# [EXERCISE DETAILS]
Where a line holds "interpreting", copy it.

# [EXERCISE INPUTS]
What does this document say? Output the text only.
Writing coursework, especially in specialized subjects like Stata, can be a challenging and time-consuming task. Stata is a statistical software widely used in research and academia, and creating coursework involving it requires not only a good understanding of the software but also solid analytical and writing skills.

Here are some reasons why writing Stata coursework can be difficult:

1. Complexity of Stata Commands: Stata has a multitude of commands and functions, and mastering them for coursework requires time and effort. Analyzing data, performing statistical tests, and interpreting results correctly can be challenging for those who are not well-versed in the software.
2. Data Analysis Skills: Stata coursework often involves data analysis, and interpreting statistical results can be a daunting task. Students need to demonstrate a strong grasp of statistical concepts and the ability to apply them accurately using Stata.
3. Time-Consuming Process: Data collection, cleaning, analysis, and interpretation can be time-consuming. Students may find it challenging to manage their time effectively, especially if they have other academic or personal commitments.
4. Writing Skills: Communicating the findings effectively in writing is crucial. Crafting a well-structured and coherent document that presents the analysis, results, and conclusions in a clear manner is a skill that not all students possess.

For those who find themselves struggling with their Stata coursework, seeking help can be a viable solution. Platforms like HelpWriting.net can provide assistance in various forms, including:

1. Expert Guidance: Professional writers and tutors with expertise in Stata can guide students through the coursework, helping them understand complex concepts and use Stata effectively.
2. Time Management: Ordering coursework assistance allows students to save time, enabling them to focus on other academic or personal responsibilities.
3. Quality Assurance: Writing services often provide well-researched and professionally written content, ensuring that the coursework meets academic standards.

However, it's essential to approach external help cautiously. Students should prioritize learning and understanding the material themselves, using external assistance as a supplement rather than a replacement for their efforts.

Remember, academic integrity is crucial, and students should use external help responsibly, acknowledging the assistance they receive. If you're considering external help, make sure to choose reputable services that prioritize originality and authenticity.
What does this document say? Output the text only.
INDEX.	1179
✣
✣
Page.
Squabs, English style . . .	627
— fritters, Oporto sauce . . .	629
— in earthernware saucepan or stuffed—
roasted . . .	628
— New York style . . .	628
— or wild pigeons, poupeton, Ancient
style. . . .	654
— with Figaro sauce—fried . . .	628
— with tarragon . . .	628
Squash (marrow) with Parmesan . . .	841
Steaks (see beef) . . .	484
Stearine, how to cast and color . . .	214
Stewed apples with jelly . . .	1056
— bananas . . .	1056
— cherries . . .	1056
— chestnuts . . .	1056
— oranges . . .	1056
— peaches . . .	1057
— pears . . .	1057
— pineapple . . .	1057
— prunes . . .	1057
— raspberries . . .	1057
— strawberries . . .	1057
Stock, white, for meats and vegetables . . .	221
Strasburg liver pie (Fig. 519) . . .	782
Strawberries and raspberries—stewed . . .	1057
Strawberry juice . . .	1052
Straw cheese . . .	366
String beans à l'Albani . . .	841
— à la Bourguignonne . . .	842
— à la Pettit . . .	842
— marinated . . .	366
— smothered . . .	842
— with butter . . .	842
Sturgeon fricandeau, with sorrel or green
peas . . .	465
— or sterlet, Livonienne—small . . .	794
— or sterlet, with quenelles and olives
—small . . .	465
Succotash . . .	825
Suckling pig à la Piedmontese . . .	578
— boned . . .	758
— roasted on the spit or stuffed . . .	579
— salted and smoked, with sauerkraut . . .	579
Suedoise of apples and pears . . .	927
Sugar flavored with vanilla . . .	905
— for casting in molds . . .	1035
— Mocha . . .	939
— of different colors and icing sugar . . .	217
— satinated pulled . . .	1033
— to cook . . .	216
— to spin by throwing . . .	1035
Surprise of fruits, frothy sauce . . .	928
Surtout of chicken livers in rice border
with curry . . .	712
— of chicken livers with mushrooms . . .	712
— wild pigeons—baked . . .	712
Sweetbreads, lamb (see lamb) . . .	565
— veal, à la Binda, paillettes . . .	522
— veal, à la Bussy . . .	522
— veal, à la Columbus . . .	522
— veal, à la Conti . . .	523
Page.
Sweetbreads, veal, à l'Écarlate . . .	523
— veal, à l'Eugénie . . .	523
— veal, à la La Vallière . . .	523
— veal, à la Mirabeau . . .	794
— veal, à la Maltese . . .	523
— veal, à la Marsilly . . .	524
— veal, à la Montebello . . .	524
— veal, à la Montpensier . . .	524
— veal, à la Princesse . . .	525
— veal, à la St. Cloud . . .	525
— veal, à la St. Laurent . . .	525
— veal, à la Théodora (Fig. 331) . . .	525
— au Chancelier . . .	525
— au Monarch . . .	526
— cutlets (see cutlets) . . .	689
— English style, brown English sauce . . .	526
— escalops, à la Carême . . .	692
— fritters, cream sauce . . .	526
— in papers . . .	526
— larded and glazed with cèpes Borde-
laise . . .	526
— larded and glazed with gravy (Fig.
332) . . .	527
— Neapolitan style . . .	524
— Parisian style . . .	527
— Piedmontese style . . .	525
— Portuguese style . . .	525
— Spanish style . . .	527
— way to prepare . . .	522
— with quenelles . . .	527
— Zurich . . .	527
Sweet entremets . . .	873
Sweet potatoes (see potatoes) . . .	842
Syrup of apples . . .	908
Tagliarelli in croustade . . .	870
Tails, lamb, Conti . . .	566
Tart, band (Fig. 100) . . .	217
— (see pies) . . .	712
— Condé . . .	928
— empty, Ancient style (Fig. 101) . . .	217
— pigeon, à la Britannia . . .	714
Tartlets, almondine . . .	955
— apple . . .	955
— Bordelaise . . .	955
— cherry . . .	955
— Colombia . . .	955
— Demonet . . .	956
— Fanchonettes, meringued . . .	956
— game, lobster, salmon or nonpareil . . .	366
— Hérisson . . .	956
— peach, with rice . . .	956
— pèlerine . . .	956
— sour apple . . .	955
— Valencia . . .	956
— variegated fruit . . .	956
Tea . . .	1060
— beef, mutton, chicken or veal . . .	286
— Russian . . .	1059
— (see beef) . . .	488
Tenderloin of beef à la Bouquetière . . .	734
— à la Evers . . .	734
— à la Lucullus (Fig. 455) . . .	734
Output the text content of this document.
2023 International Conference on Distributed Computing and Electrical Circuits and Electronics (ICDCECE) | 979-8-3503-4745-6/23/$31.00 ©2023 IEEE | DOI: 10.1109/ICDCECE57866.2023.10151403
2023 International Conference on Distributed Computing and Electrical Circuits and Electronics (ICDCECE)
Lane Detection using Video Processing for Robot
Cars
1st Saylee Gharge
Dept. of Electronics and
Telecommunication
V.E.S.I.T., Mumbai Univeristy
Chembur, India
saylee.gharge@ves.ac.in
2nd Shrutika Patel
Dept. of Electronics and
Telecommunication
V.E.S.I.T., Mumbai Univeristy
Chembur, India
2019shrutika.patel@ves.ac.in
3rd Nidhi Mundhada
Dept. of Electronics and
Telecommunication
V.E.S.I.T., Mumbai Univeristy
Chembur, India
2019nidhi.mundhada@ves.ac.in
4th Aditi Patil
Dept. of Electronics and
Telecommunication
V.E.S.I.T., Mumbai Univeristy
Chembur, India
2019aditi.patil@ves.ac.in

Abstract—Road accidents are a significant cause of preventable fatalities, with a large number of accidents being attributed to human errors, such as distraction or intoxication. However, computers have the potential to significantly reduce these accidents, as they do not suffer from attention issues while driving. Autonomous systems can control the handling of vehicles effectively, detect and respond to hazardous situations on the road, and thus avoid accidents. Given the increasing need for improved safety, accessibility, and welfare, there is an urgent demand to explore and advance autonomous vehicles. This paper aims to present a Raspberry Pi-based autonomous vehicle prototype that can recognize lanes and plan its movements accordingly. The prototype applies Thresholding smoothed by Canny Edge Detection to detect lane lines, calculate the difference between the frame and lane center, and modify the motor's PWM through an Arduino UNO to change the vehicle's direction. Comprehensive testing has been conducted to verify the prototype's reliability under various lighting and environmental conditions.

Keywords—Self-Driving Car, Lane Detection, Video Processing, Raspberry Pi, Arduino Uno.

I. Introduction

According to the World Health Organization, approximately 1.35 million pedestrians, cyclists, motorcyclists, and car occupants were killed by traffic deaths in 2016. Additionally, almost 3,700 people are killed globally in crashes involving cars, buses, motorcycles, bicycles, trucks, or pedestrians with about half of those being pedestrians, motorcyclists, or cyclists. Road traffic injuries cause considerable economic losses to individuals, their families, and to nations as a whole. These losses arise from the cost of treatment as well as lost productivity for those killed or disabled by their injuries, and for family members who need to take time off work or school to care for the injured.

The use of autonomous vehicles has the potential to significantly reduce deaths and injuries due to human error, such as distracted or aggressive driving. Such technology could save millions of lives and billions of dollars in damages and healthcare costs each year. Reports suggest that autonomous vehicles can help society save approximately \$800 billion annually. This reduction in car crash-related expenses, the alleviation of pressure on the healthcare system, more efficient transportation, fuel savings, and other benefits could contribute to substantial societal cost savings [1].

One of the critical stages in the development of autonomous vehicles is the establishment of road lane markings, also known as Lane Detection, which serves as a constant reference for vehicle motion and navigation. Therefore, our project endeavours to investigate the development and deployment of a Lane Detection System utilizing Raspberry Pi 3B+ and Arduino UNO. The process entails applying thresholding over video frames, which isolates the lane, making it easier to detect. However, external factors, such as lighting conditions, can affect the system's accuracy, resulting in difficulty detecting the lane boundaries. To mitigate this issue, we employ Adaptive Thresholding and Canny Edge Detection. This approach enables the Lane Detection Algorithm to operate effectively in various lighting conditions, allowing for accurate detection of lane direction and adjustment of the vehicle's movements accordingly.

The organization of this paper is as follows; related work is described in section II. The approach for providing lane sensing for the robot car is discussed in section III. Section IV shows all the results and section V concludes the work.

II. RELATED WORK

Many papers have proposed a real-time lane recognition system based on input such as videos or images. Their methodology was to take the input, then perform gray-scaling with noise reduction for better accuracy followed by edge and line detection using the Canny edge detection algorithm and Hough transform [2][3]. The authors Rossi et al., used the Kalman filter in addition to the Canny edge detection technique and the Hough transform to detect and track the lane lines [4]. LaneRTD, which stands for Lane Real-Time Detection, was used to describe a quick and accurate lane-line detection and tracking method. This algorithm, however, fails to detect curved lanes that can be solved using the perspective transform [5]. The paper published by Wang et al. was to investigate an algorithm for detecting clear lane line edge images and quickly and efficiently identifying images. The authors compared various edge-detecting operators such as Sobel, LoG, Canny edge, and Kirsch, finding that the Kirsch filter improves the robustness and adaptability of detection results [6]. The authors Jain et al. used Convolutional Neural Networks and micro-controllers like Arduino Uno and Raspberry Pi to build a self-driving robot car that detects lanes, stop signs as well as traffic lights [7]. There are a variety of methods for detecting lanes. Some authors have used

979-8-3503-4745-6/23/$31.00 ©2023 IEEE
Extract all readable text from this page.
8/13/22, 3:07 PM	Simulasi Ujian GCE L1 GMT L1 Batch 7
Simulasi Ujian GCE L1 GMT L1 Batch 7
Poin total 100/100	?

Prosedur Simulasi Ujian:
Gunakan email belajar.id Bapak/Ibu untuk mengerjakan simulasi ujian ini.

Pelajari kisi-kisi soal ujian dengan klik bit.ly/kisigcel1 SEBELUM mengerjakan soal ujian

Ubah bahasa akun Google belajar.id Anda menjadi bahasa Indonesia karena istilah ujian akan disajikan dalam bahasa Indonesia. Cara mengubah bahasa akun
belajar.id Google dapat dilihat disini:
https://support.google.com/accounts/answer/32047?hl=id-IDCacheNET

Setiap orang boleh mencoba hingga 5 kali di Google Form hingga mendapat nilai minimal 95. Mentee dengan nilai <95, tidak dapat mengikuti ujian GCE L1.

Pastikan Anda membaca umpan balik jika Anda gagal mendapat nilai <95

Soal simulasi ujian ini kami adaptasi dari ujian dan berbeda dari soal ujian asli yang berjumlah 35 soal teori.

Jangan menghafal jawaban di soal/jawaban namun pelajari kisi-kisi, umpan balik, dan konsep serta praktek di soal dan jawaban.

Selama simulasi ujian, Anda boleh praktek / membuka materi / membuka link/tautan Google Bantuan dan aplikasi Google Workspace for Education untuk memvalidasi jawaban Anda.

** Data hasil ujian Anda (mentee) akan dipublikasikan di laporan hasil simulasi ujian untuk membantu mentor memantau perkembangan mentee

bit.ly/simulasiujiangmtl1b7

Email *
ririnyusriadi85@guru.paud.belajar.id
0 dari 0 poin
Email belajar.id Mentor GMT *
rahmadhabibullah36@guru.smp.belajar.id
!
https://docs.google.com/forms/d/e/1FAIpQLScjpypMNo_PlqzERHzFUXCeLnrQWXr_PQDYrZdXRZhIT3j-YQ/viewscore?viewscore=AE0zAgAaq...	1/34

# [RESULT FOR THIS EXERCISE]
1. Complexity of Stata Commands: Stata has a multitude of commands and functions, and mastering them for coursework requires time and effort. Analyzing data, performing statistical tests, and interpreting results correctly can be challenging for those who are not well-versed in the software.
2. Data Analysis Skills: Stata coursework often involves data analysis, and interpreting statistical results can be a daunting task. Students need to demonstrate a strong grasp of statistical concepts and the ability to apply them accurately using Stata.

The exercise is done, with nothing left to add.